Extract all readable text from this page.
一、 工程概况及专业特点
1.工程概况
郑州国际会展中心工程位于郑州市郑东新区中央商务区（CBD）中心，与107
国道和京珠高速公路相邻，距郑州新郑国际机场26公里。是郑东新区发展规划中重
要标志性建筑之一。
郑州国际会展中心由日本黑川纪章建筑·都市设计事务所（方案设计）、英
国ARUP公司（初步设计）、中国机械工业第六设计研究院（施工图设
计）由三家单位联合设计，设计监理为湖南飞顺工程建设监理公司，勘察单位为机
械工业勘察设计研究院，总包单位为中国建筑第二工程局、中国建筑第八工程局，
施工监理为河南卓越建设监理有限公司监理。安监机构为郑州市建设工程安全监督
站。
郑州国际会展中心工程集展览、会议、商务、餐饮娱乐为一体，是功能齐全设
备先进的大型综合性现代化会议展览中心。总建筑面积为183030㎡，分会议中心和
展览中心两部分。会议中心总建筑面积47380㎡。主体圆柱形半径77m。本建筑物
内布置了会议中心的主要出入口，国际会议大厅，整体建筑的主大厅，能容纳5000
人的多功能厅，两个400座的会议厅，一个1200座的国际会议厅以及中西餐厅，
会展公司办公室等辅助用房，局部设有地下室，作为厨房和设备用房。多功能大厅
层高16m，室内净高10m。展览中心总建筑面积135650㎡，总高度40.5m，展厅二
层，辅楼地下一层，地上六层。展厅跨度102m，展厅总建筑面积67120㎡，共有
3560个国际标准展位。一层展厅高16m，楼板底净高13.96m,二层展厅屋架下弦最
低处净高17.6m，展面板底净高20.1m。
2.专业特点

(Direction): Hand back the material above in full, exactly as written.

(Exercise solution):
Extract all readable text from this page.
一、 工程概况及专业特点
1.工程概况
郑州国际会展中心工程位于郑州市郑东新区中央商务区（CBD）中心，与107
国道和京珠高速公路相邻，距郑州新郑国际机场26公里。是郑东新区发展规划中重
要标志性建筑之一。
郑州国际会展中心由日本黑川纪章建筑·都市设计事务所（方案设计）、英
国ARUP公司（初步设计）、中国机械工业第六设计研究院（施工图设
计）由三家单位联合设计，设计监理为湖南飞顺工程建设监理公司，勘察单位为机
械工业勘察设计研究院，总包单位为中国建筑第二工程局、中国建筑第八工程局，
施工监理为河南卓越建设监理有限公司监理。安监机构为郑州市建设工程安全监督
站。
郑州国际会展中心工程集展览、会议、商务、餐饮娱乐为一体，是功能齐全设
备先进的大型综合性现代化会议展览中心。总建筑面积为183030㎡，分会议中心和
展览中心两部分。会议中心总建筑面积47380㎡。主体圆柱形半径77m。本建筑物
内布置了会议中心的主要出入口，国际会议大厅，整体建筑的主大厅，能容纳5000
人的多功能厅，两个400座的会议厅，一个1200座的国际会议厅以及中西餐厅，
会展公司办公室等辅助用房，局部设有地下室，作为厨房和设备用房。多功能大厅
层高16m，室内净高10m。展览中心总建筑面积135650㎡，总高度40.5m，展厅二
层，辅楼地下一层，地上六层。展厅跨度102m，展厅总建筑面积67120㎡，共有
3560个国际标准展位。一层展厅高16m，楼板底净高13.96m,二层展厅屋架下弦最
低处净高17.6m，展面板底净高20.1m。
2.专业特点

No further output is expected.